• [WORKING DATA]
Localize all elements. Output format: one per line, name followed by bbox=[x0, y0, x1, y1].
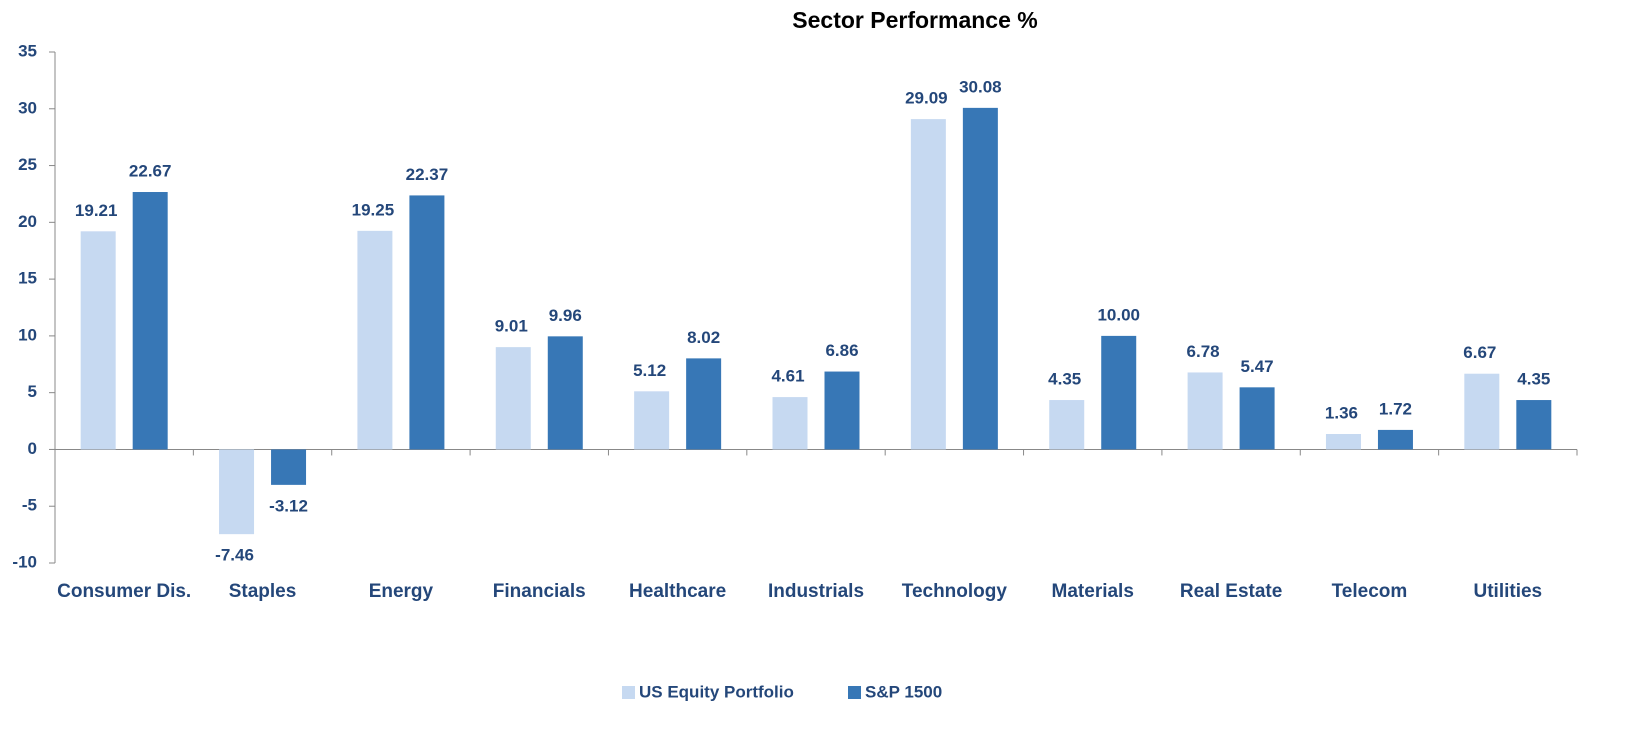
bar bbox=[1239, 387, 1275, 450]
bar bbox=[962, 107, 998, 450]
bar bbox=[824, 371, 860, 450]
bar bbox=[686, 358, 722, 450]
bar bbox=[772, 397, 808, 450]
data-label: 29.09 bbox=[905, 89, 948, 108]
data-label: 6.67 bbox=[1463, 343, 1496, 362]
bar bbox=[1377, 429, 1413, 450]
data-label: 19.21 bbox=[75, 201, 118, 220]
data-label: 30.08 bbox=[959, 77, 1002, 96]
data-label: 8.02 bbox=[687, 328, 720, 347]
y-tick-label: 35 bbox=[18, 41, 37, 60]
bar bbox=[547, 336, 583, 450]
x-tick-label: Healthcare bbox=[629, 581, 726, 602]
data-label: 4.35 bbox=[1517, 370, 1550, 389]
x-tick-label: Energy bbox=[369, 581, 434, 602]
x-tick-label: Materials bbox=[1052, 581, 1134, 602]
bar bbox=[634, 391, 670, 450]
legend-label: S&P 1500 bbox=[865, 682, 942, 701]
x-tick-label: Utilities bbox=[1474, 581, 1543, 602]
legend-swatch bbox=[848, 686, 861, 699]
x-tick-label: Consumer Dis. bbox=[57, 581, 191, 602]
x-tick-label: Telecom bbox=[1332, 581, 1408, 602]
x-tick-label: Staples bbox=[229, 581, 297, 602]
data-label: 9.01 bbox=[495, 317, 528, 336]
y-tick-label: 5 bbox=[28, 382, 37, 401]
chart-title: Sector Performance % bbox=[792, 7, 1037, 33]
x-tick-label: Financials bbox=[493, 581, 586, 602]
bar bbox=[1101, 335, 1137, 450]
bar bbox=[219, 449, 255, 535]
y-tick-label: -10 bbox=[12, 552, 37, 571]
bar bbox=[1049, 400, 1085, 450]
data-label: 4.35 bbox=[1048, 370, 1081, 389]
y-tick-label: 15 bbox=[18, 269, 37, 288]
y-tick-label: 25 bbox=[18, 155, 37, 174]
data-label: 9.96 bbox=[549, 306, 582, 325]
bar bbox=[132, 192, 168, 450]
legend-label: US Equity Portfolio bbox=[639, 682, 794, 701]
data-label: 5.12 bbox=[633, 361, 666, 380]
bar bbox=[80, 231, 116, 450]
bar bbox=[1325, 434, 1361, 450]
data-label: 22.37 bbox=[406, 165, 449, 184]
x-tick-label: Industrials bbox=[768, 581, 864, 602]
bar bbox=[271, 449, 307, 485]
y-tick-label: -5 bbox=[22, 496, 37, 515]
data-label: 1.36 bbox=[1325, 403, 1358, 422]
data-label: 6.86 bbox=[825, 341, 858, 360]
data-label: 10.00 bbox=[1097, 305, 1140, 324]
x-tick-label: Technology bbox=[902, 581, 1008, 602]
data-label: 6.78 bbox=[1187, 342, 1220, 361]
data-label: 19.25 bbox=[352, 200, 395, 219]
legend-swatch bbox=[622, 686, 635, 699]
bar bbox=[1516, 400, 1552, 450]
data-label: -7.46 bbox=[215, 546, 254, 565]
data-label: 22.67 bbox=[129, 161, 172, 180]
y-tick-label: 20 bbox=[18, 212, 37, 231]
bar bbox=[495, 347, 531, 450]
data-label: 5.47 bbox=[1241, 357, 1274, 376]
y-tick-label: 10 bbox=[18, 325, 37, 344]
x-tick-label: Real Estate bbox=[1180, 581, 1282, 602]
bar bbox=[409, 195, 445, 450]
data-label: 1.72 bbox=[1379, 399, 1412, 418]
data-label: -3.12 bbox=[269, 496, 308, 515]
bar bbox=[910, 119, 946, 450]
bar bbox=[1187, 372, 1223, 450]
bar bbox=[1464, 373, 1500, 450]
data-label: 4.61 bbox=[771, 367, 804, 386]
bar bbox=[357, 230, 393, 450]
y-tick-label: 0 bbox=[28, 439, 37, 458]
y-tick-label: 30 bbox=[18, 98, 37, 117]
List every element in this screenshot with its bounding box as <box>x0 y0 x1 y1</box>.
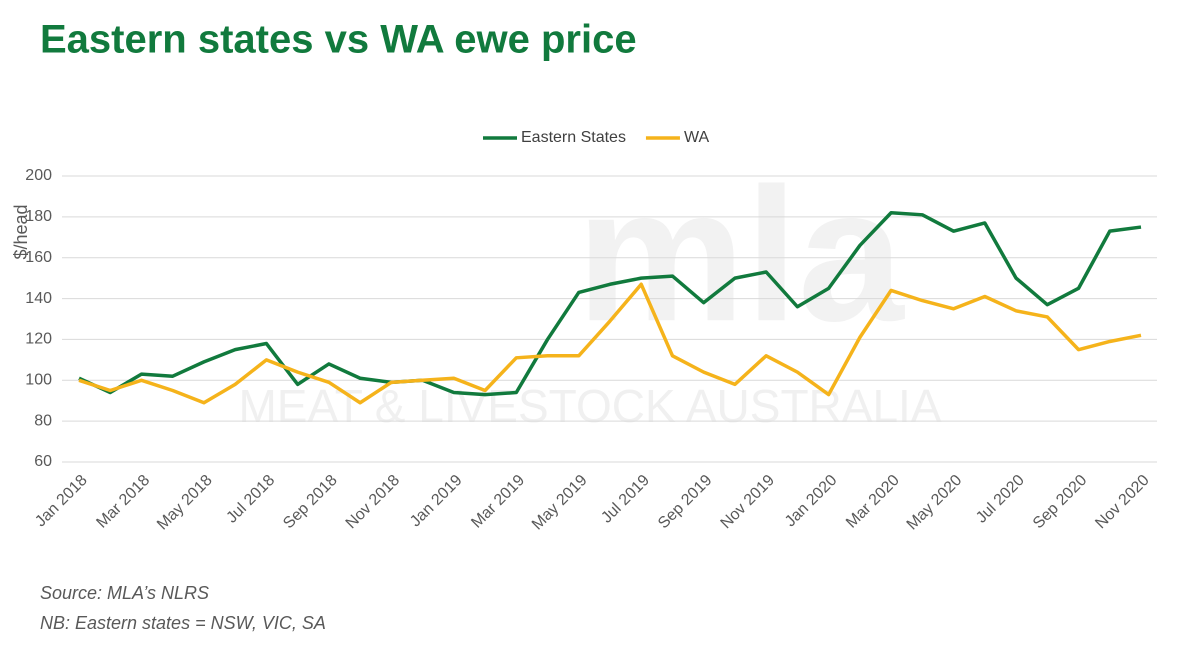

• [WHAT IS ASKED]
Rewrite the records from the line with "bar bbox=[1239, 387, 1275, 450]" to the line with "data-label: 5.12 bbox=[633, 361, 666, 380]", changing every "x-tick-label" to "category-label" and leaving everything else as it is.

• [RESULT OF THE EXERCISE]
bar bbox=[1239, 387, 1275, 450]
bar bbox=[962, 107, 998, 450]
bar bbox=[824, 371, 860, 450]
bar bbox=[686, 358, 722, 450]
bar bbox=[772, 397, 808, 450]
data-label: 29.09 bbox=[905, 89, 948, 108]
data-label: 6.67 bbox=[1463, 343, 1496, 362]
bar bbox=[1377, 429, 1413, 450]
data-label: 19.21 bbox=[75, 201, 118, 220]
data-label: 30.08 bbox=[959, 77, 1002, 96]
data-label: 8.02 bbox=[687, 328, 720, 347]
y-tick-label: 35 bbox=[18, 41, 37, 60]
bar bbox=[547, 336, 583, 450]
category-label: Healthcare bbox=[629, 581, 726, 602]
data-label: 4.35 bbox=[1517, 370, 1550, 389]
category-label: Energy bbox=[369, 581, 434, 602]
category-label: Materials bbox=[1052, 581, 1134, 602]
bar bbox=[634, 391, 670, 450]
legend-label: S&P 1500 bbox=[865, 682, 942, 701]
category-label: Utilities bbox=[1474, 581, 1543, 602]
legend-swatch bbox=[848, 686, 861, 699]
category-label: Consumer Dis. bbox=[57, 581, 191, 602]
category-label: Telecom bbox=[1332, 581, 1408, 602]
category-label: Staples bbox=[229, 581, 297, 602]
data-label: 9.01 bbox=[495, 317, 528, 336]
y-tick-label: 5 bbox=[28, 382, 37, 401]
chart-title: Sector Performance % bbox=[792, 7, 1037, 33]
category-label: Financials bbox=[493, 581, 586, 602]
bar bbox=[1101, 335, 1137, 450]
bar bbox=[219, 449, 255, 535]
y-tick-label: -10 bbox=[12, 552, 37, 571]
bar bbox=[1049, 400, 1085, 450]
data-label: 4.35 bbox=[1048, 370, 1081, 389]
y-tick-label: 15 bbox=[18, 269, 37, 288]
y-tick-label: 25 bbox=[18, 155, 37, 174]
data-label: 9.96 bbox=[549, 306, 582, 325]
bar bbox=[132, 192, 168, 450]
legend-label: US Equity Portfolio bbox=[639, 682, 794, 701]
data-label: 5.12 bbox=[633, 361, 666, 380]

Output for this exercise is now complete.